WRITTEN REQUEST. Copy out word for word the lines of the listing below, starting with the line that contains "184, 964, 219]" and going on through the line that contains "240, 528, 265]".

LISTED ENTRIES.

....................

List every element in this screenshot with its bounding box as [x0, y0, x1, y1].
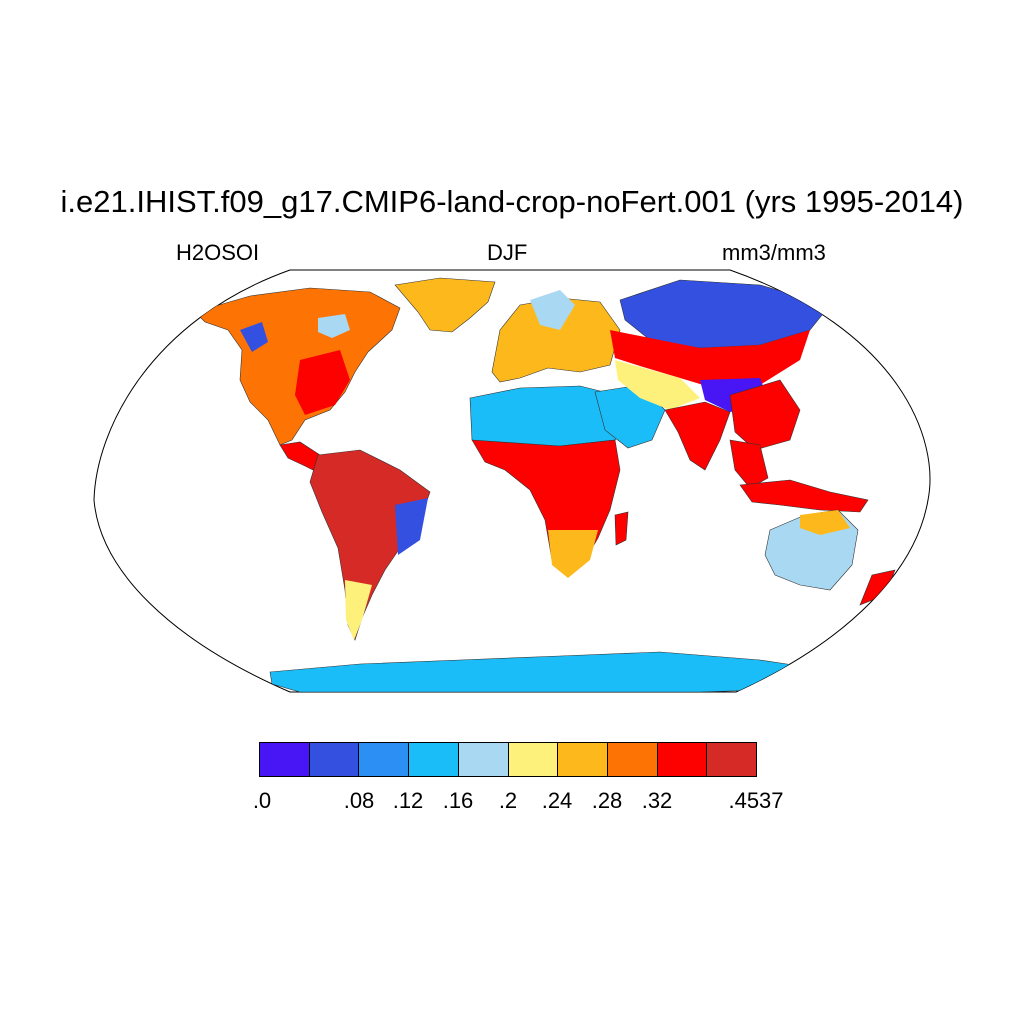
plot-title: i.e21.IHIST.f09_g17.CMIP6-land-crop-noFe…	[60, 184, 964, 219]
region-central-asia	[615, 360, 700, 410]
colorbar-tick-label: .32	[641, 788, 673, 813]
region-scandinavia	[530, 290, 575, 330]
season-label: DJF	[487, 240, 528, 265]
region-china-east	[729, 379, 801, 451]
colorbar-tick-label: .12	[392, 788, 424, 813]
colorbar-box	[409, 743, 459, 776]
colorbar-box	[707, 743, 757, 776]
region-india	[664, 401, 731, 471]
region-southern-africa	[548, 530, 598, 578]
region-antarctica	[269, 651, 801, 692]
colorbar-box	[508, 743, 559, 776]
colorbar-tick-label: .0	[252, 788, 272, 813]
colorbar-tick-label: .4537	[728, 788, 784, 813]
colorbar-tick-label: .24	[541, 788, 573, 813]
colorbar-box	[458, 743, 509, 776]
region-south-america	[309, 449, 431, 641]
region-australia-north	[800, 510, 850, 535]
colorbar-box	[359, 743, 410, 776]
region-north-america-east	[295, 350, 350, 415]
region-greenland	[394, 277, 496, 333]
colorbar-box	[607, 743, 658, 776]
colorbar-tick-label: .2	[498, 788, 518, 813]
colorbar-tick-label: .16	[442, 788, 474, 813]
units-label: mm3/mm3	[722, 240, 826, 265]
region-canada-arctic	[240, 322, 268, 352]
colorbar-box	[657, 743, 708, 776]
colorbar-box	[260, 743, 310, 776]
region-indonesia	[739, 479, 869, 513]
region-madagascar	[614, 511, 629, 546]
region-hudson	[318, 314, 350, 338]
colorbar-tick-label: .08	[343, 788, 375, 813]
region-brazil-east	[395, 498, 428, 555]
colorbar-tick-label: .28	[591, 788, 623, 813]
region-patagonia	[345, 580, 372, 640]
colorbar-box	[309, 743, 360, 776]
variable-label: H2OSOI	[176, 240, 260, 265]
colorbar-box	[558, 743, 608, 776]
colorbar	[259, 742, 757, 777]
region-northern-asia	[610, 330, 810, 390]
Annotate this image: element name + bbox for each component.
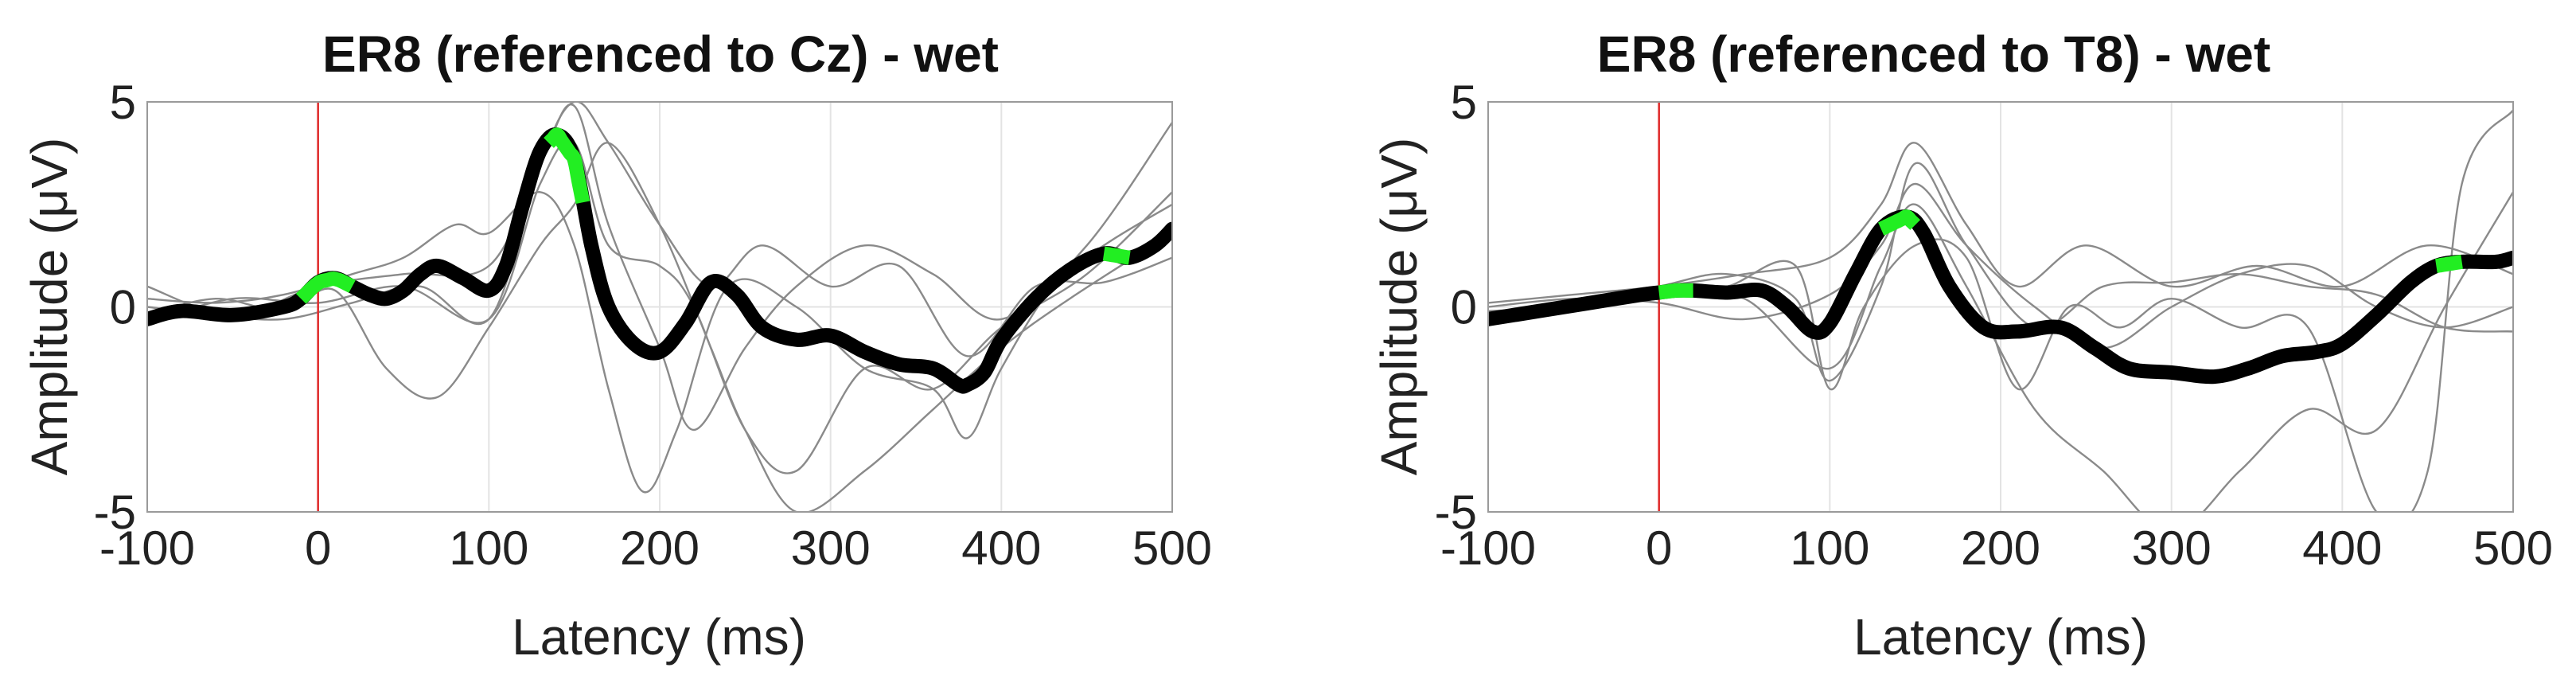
y-axis-label: Amplitude (μV) xyxy=(1370,138,1428,476)
y-tick-label: 5 xyxy=(1451,76,1477,129)
x-tick-label: -100 xyxy=(99,521,195,575)
x-tick-label: 500 xyxy=(2473,521,2553,575)
x-tick-label: 500 xyxy=(1132,521,1212,575)
peak-window-highlight-3 xyxy=(2432,254,2466,273)
y-tick-label: 0 xyxy=(110,281,136,334)
plot-area: -100 0 100 200 300 400 500 5 0 -5 xyxy=(94,76,1212,575)
trial-line-4 xyxy=(1488,182,2513,349)
trial-line-3 xyxy=(147,102,1172,357)
peak-window-highlight-2 xyxy=(1877,209,1921,236)
x-tick-label: -100 xyxy=(1440,521,1536,575)
x-tick-label: 200 xyxy=(620,521,700,575)
x-tick-label: 300 xyxy=(2132,521,2212,575)
y-tick-label: 0 xyxy=(1451,281,1477,334)
x-tick-label: 200 xyxy=(1961,521,2040,575)
axes-frame xyxy=(1487,101,2514,513)
x-tick-label: 100 xyxy=(1790,521,1869,575)
peak-window-highlight-1 xyxy=(295,271,356,304)
x-tick-label: 0 xyxy=(1646,521,1672,575)
trial-line-5 xyxy=(1488,109,2513,512)
trial-line-2 xyxy=(147,139,1172,474)
series-group xyxy=(147,102,1172,512)
chart-title: ER8 (referenced to T8) - wet xyxy=(1597,25,2270,83)
y-axis-label: Amplitude (μV) xyxy=(21,138,78,476)
trial-line-5 xyxy=(147,191,1172,494)
x-tick-label: 0 xyxy=(305,521,331,575)
y-tick-label: -5 xyxy=(94,486,136,539)
x-tick-label: 400 xyxy=(2302,521,2382,575)
peak-window-highlight-2 xyxy=(544,127,590,204)
x-tick-label: 100 xyxy=(449,521,528,575)
x-tick-label: 300 xyxy=(791,521,871,575)
peak-window-highlight-3 xyxy=(1100,246,1134,265)
plot-area: -100 0 100 200 300 400 500 5 0 -5 xyxy=(1435,76,2553,575)
trial-line-3 xyxy=(1488,162,2513,382)
chart-title: ER8 (referenced to Cz) - wet xyxy=(322,25,999,83)
trial-line-1 xyxy=(1488,142,2513,304)
x-axis-label: Latency (ms) xyxy=(1853,608,2148,666)
x-tick-label: 400 xyxy=(961,521,1041,575)
panel-right: ER8 (referenced to T8) - wet Amplitude (… xyxy=(1370,25,2553,666)
y-tick-label: 5 xyxy=(110,76,136,129)
x-axis-label: Latency (ms) xyxy=(512,608,806,666)
peak-window-highlight-1 xyxy=(1656,283,1697,300)
trial-line-4 xyxy=(147,142,1172,512)
y-tick-label: -5 xyxy=(1435,486,1477,539)
series-group xyxy=(1488,102,2513,512)
panel-left: ER8 (referenced to Cz) - wet Amplitude (… xyxy=(21,25,1212,666)
axes-frame xyxy=(146,101,1173,513)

....................

THE RESPONSE.
plot-title: i.e21.IHIST.f09_g17.CMIP6-land-crop-noFe…	[60, 184, 964, 219]
region-central-asia	[615, 360, 700, 410]
colorbar-tick-label: .32	[641, 788, 673, 813]
region-scandinavia	[530, 290, 575, 330]
season-label: DJF	[487, 240, 528, 265]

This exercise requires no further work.